Raw records
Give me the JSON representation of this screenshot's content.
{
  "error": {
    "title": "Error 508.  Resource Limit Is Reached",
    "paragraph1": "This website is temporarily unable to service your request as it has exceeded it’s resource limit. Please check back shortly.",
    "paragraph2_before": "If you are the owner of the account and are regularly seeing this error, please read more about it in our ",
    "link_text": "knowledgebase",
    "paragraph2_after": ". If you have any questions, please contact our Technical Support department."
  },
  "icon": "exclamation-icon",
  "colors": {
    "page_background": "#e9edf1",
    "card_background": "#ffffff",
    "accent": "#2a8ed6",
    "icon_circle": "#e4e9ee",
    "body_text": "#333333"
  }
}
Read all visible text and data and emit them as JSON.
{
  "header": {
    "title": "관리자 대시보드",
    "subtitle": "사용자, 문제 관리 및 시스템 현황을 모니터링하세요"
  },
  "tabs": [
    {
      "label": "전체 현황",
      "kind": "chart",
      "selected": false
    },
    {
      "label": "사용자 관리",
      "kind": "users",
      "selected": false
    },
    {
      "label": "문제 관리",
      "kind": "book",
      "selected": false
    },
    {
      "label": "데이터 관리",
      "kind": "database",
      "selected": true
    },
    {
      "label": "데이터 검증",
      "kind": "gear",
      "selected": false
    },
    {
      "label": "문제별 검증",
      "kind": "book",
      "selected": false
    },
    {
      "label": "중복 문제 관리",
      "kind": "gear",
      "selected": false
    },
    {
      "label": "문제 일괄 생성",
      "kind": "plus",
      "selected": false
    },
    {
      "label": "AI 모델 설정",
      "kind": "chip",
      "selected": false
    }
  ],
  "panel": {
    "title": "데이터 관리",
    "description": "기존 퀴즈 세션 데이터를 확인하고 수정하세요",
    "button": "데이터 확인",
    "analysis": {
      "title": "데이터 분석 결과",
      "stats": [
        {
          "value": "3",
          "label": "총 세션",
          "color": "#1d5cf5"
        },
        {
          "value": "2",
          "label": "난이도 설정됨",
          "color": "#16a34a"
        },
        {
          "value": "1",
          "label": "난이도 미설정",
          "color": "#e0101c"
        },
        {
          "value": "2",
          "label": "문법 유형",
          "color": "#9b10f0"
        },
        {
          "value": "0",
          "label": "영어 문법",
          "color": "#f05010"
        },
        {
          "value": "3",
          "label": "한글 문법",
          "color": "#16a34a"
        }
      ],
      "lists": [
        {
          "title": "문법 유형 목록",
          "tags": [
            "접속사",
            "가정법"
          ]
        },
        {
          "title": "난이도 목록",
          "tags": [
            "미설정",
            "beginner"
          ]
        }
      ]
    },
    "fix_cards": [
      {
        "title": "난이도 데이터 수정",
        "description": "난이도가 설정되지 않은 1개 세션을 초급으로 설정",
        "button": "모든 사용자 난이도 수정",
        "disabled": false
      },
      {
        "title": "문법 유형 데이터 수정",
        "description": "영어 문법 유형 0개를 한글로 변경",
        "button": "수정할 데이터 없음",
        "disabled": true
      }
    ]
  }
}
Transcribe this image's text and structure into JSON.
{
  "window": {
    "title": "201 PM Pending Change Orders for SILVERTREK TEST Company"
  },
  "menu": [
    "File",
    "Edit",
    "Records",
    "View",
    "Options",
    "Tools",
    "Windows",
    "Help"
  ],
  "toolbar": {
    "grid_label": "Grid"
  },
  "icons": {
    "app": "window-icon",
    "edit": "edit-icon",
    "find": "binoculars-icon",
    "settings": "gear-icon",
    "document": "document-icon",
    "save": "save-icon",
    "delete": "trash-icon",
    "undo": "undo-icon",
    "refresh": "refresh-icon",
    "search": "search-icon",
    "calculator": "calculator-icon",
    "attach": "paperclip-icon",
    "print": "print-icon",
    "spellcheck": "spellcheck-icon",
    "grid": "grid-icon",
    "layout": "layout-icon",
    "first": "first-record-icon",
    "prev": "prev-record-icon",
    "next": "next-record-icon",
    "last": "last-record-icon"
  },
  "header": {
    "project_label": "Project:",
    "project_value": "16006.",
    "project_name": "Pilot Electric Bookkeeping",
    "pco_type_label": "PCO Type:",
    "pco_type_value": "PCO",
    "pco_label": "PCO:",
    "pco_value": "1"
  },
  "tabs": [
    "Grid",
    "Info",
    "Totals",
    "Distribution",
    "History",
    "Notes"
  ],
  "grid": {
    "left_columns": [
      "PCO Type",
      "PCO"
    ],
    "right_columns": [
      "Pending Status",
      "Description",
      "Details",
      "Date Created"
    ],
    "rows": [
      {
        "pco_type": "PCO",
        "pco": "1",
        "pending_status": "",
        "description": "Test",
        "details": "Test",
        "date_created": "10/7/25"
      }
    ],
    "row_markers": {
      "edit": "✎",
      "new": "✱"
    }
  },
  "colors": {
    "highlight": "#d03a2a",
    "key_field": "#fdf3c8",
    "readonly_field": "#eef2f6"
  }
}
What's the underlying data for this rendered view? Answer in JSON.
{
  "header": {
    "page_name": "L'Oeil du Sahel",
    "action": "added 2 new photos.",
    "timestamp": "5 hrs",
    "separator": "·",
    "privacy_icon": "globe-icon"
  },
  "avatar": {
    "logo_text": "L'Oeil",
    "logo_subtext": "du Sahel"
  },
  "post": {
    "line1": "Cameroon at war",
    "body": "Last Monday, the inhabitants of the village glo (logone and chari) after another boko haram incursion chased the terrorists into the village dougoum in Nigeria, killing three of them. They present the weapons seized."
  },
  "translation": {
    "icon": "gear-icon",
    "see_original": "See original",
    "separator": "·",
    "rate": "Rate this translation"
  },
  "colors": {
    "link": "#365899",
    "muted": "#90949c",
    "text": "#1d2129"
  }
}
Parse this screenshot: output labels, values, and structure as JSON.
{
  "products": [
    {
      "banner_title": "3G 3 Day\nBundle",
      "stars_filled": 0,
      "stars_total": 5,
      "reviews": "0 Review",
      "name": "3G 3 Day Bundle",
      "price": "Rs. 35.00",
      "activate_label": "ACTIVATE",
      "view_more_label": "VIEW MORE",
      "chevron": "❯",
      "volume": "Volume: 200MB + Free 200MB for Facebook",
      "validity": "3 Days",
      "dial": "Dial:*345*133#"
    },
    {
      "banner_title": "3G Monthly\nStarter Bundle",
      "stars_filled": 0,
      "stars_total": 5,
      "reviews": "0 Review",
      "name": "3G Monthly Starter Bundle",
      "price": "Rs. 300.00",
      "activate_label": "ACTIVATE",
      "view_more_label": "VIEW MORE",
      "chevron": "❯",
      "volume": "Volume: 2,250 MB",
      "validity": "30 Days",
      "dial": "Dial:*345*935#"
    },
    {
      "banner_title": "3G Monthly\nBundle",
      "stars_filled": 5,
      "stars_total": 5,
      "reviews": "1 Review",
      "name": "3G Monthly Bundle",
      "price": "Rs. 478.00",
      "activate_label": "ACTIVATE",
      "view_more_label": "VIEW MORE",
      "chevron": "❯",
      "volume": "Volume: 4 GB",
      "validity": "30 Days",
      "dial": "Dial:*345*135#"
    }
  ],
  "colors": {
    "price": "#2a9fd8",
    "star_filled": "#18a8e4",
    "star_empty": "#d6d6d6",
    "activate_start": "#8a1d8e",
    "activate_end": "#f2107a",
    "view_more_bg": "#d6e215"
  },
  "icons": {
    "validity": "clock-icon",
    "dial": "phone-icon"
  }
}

* **Task**:
Take the data above and return it exactly.

* **Result of the exercise**:
Give me the JSON representation of this screenshot's content.
{
  "error": {
    "title": "Error 508.  Resource Limit Is Reached",
    "paragraph1": "This website is temporarily unable to service your request as it has exceeded it’s resource limit. Please check back shortly.",
    "paragraph2_before": "If you are the owner of the account and are regularly seeing this error, please read more about it in our ",
    "link_text": "knowledgebase",
    "paragraph2_after": ". If you have any questions, please contact our Technical Support department."
  },
  "icon": "exclamation-icon",
  "colors": {
    "page_background": "#e9edf1",
    "card_background": "#ffffff",
    "accent": "#2a8ed6",
    "icon_circle": "#e4e9ee",
    "body_text": "#333333"
  }
}
Read all visible text and data and emit them as JSON.
{
  "header": {
    "title": "관리자 대시보드",
    "subtitle": "사용자, 문제 관리 및 시스템 현황을 모니터링하세요"
  },
  "tabs": [
    {
      "label": "전체 현황",
      "kind": "chart",
      "selected": false
    },
    {
      "label": "사용자 관리",
      "kind": "users",
      "selected": false
    },
    {
      "label": "문제 관리",
      "kind": "book",
      "selected": false
    },
    {
      "label": "데이터 관리",
      "kind": "database",
      "selected": true
    },
    {
      "label": "데이터 검증",
      "kind": "gear",
      "selected": false
    },
    {
      "label": "문제별 검증",
      "kind": "book",
      "selected": false
    },
    {
      "label": "중복 문제 관리",
      "kind": "gear",
      "selected": false
    },
    {
      "label": "문제 일괄 생성",
      "kind": "plus",
      "selected": false
    },
    {
      "label": "AI 모델 설정",
      "kind": "chip",
      "selected": false
    }
  ],
  "panel": {
    "title": "데이터 관리",
    "description": "기존 퀴즈 세션 데이터를 확인하고 수정하세요",
    "button": "데이터 확인",
    "analysis": {
      "title": "데이터 분석 결과",
      "stats": [
        {
          "value": "3",
          "label": "총 세션",
          "color": "#1d5cf5"
        },
        {
          "value": "2",
          "label": "난이도 설정됨",
          "color": "#16a34a"
        },
        {
          "value": "1",
          "label": "난이도 미설정",
          "color": "#e0101c"
        },
        {
          "value": "2",
          "label": "문법 유형",
          "color": "#9b10f0"
        },
        {
          "value": "0",
          "label": "영어 문법",
          "color": "#f05010"
        },
        {
          "value": "3",
          "label": "한글 문법",
          "color": "#16a34a"
        }
      ],
      "lists": [
        {
          "title": "문법 유형 목록",
          "tags": [
            "접속사",
            "가정법"
          ]
        },
        {
          "title": "난이도 목록",
          "tags": [
            "미설정",
            "beginner"
          ]
        }
      ]
    },
    "fix_cards": [
      {
        "title": "난이도 데이터 수정",
        "description": "난이도가 설정되지 않은 1개 세션을 초급으로 설정",
        "button": "모든 사용자 난이도 수정",
        "disabled": false
      },
      {
        "title": "문법 유형 데이터 수정",
        "description": "영어 문법 유형 0개를 한글로 변경",
        "button": "수정할 데이터 없음",
        "disabled": true
      }
    ]
  }
}
Transcribe this image's text and structure into JSON.
{
  "window": {
    "title": "201 PM Pending Change Orders for SILVERTREK TEST Company"
  },
  "menu": [
    "File",
    "Edit",
    "Records",
    "View",
    "Options",
    "Tools",
    "Windows",
    "Help"
  ],
  "toolbar": {
    "grid_label": "Grid"
  },
  "icons": {
    "app": "window-icon",
    "edit": "edit-icon",
    "find": "binoculars-icon",
    "settings": "gear-icon",
    "document": "document-icon",
    "save": "save-icon",
    "delete": "trash-icon",
    "undo": "undo-icon",
    "refresh": "refresh-icon",
    "search": "search-icon",
    "calculator": "calculator-icon",
    "attach": "paperclip-icon",
    "print": "print-icon",
    "spellcheck": "spellcheck-icon",
    "grid": "grid-icon",
    "layout": "layout-icon",
    "first": "first-record-icon",
    "prev": "prev-record-icon",
    "next": "next-record-icon",
    "last": "last-record-icon"
  },
  "header": {
    "project_label": "Project:",
    "project_value": "16006.",
    "project_name": "Pilot Electric Bookkeeping",
    "pco_type_label": "PCO Type:",
    "pco_type_value": "PCO",
    "pco_label": "PCO:",
    "pco_value": "1"
  },
  "tabs": [
    "Grid",
    "Info",
    "Totals",
    "Distribution",
    "History",
    "Notes"
  ],
  "grid": {
    "left_columns": [
      "PCO Type",
      "PCO"
    ],
    "right_columns": [
      "Pending Status",
      "Description",
      "Details",
      "Date Created"
    ],
    "rows": [
      {
        "pco_type": "PCO",
        "pco": "1",
        "pending_status": "",
        "description": "Test",
        "details": "Test",
        "date_created": "10/7/25"
      }
    ],
    "row_markers": {
      "edit": "✎",
      "new": "✱"
    }
  },
  "colors": {
    "highlight": "#d03a2a",
    "key_field": "#fdf3c8",
    "readonly_field": "#eef2f6"
  }
}
What's the underlying data for this rendered view? Answer in JSON.
{
  "header": {
    "page_name": "L'Oeil du Sahel",
    "action": "added 2 new photos.",
    "timestamp": "5 hrs",
    "separator": "·",
    "privacy_icon": "globe-icon"
  },
  "avatar": {
    "logo_text": "L'Oeil",
    "logo_subtext": "du Sahel"
  },
  "post": {
    "line1": "Cameroon at war",
    "body": "Last Monday, the inhabitants of the village glo (logone and chari) after another boko haram incursion chased the terrorists into the village dougoum in Nigeria, killing three of them. They present the weapons seized."
  },
  "translation": {
    "icon": "gear-icon",
    "see_original": "See original",
    "separator": "·",
    "rate": "Rate this translation"
  },
  "colors": {
    "link": "#365899",
    "muted": "#90949c",
    "text": "#1d2129"
  }
}
Parse this screenshot: output labels, values, and structure as JSON.
{
  "products": [
    {
      "banner_title": "3G 3 Day\nBundle",
      "stars_filled": 0,
      "stars_total": 5,
      "reviews": "0 Review",
      "name": "3G 3 Day Bundle",
      "price": "Rs. 35.00",
      "activate_label": "ACTIVATE",
      "view_more_label": "VIEW MORE",
      "chevron": "❯",
      "volume": "Volume: 200MB + Free 200MB for Facebook",
      "validity": "3 Days",
      "dial": "Dial:*345*133#"
    },
    {
      "banner_title": "3G Monthly\nStarter Bundle",
      "stars_filled": 0,
      "stars_total": 5,
      "reviews": "0 Review",
      "name": "3G Monthly Starter Bundle",
      "price": "Rs. 300.00",
      "activate_label": "ACTIVATE",
      "view_more_label": "VIEW MORE",
      "chevron": "❯",
      "volume": "Volume: 2,250 MB",
      "validity": "30 Days",
      "dial": "Dial:*345*935#"
    },
    {
      "banner_title": "3G Monthly\nBundle",
      "stars_filled": 5,
      "stars_total": 5,
      "reviews": "1 Review",
      "name": "3G Monthly Bundle",
      "price": "Rs. 478.00",
      "activate_label": "ACTIVATE",
      "view_more_label": "VIEW MORE",
      "chevron": "❯",
      "volume": "Volume: 4 GB",
      "validity": "30 Days",
      "dial": "Dial:*345*135#"
    }
  ],
  "colors": {
    "price": "#2a9fd8",
    "star_filled": "#18a8e4",
    "star_empty": "#d6d6d6",
    "activate_start": "#8a1d8e",
    "activate_end": "#f2107a",
    "view_more_bg": "#d6e215"
  },
  "icons": {
    "validity": "clock-icon",
    "dial": "phone-icon"
  }
}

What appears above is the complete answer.